__WHAT YOU WILL DO__:
Set each entry down verbatim, omitting images.

___ TASK DATA

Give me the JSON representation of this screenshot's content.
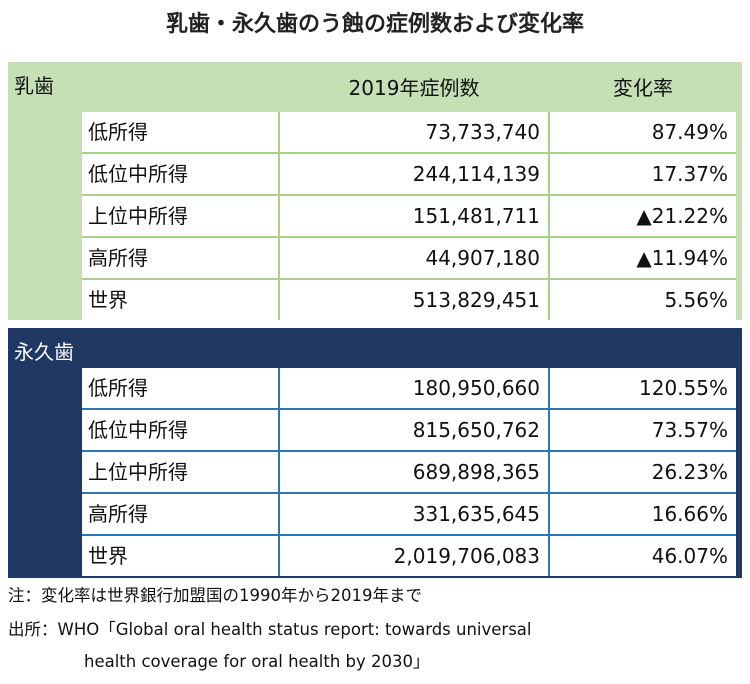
{
  "title": "乳歯・永久歯のう蝕の症例数および変化率",
  "sections": [
    {
      "label": "乳歯",
      "header": [
        "2019年症例数",
        "変化率"
      ],
      "rows": [
        [
          "低所得",
          "73,733,740",
          "87.49%"
        ],
        [
          "低位中所得",
          "244,114,139",
          "17.37%"
        ],
        [
          "上位中所得",
          "151,481,711",
          "▲21.22%"
        ],
        [
          "高所得",
          "44,907,180",
          "▲11.94%"
        ],
        [
          "世界",
          "513,829,451",
          "5.56%"
        ]
      ]
    },
    {
      "label": "永久歯",
      "rows": [
        [
          "低所得",
          "180,950,660",
          "120.55%"
        ],
        [
          "低位中所得",
          "815,650,762",
          "73.57%"
        ],
        [
          "上位中所得",
          "689,898,365",
          "26.23%"
        ],
        [
          "高所得",
          "331,635,645",
          "16.66%"
        ],
        [
          "世界",
          "2,019,706,083",
          "46.07%"
        ]
      ]
    }
  ],
  "notes": [
    "注：変化率は世界銀行加盟国の1990年から2019年まで",
    "出所：WHO「Global oral health status report: towards universal",
    "health coverage for oral health  by 2030」"
  ]
}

______

__OUTPUT FOR THIS EXERCISE__:
Give me the JSON representation of this screenshot's content.
{
  "title": "乳歯・永久歯のう蝕の症例数および変化率",
  "sections": [
    {
      "label": "乳歯",
      "header": [
        "2019年症例数",
        "変化率"
      ],
      "rows": [
        [
          "低所得",
          "73,733,740",
          "87.49%"
        ],
        [
          "低位中所得",
          "244,114,139",
          "17.37%"
        ],
        [
          "上位中所得",
          "151,481,711",
          "▲21.22%"
        ],
        [
          "高所得",
          "44,907,180",
          "▲11.94%"
        ],
        [
          "世界",
          "513,829,451",
          "5.56%"
        ]
      ]
    },
    {
      "label": "永久歯",
      "rows": [
        [
          "低所得",
          "180,950,660",
          "120.55%"
        ],
        [
          "低位中所得",
          "815,650,762",
          "73.57%"
        ],
        [
          "上位中所得",
          "689,898,365",
          "26.23%"
        ],
        [
          "高所得",
          "331,635,645",
          "16.66%"
        ],
        [
          "世界",
          "2,019,706,083",
          "46.07%"
        ]
      ]
    }
  ],
  "notes": [
    "注：変化率は世界銀行加盟国の1990年から2019年まで",
    "出所：WHO「Global oral health status report: towards universal",
    "health coverage for oral health  by 2030」"
  ]
}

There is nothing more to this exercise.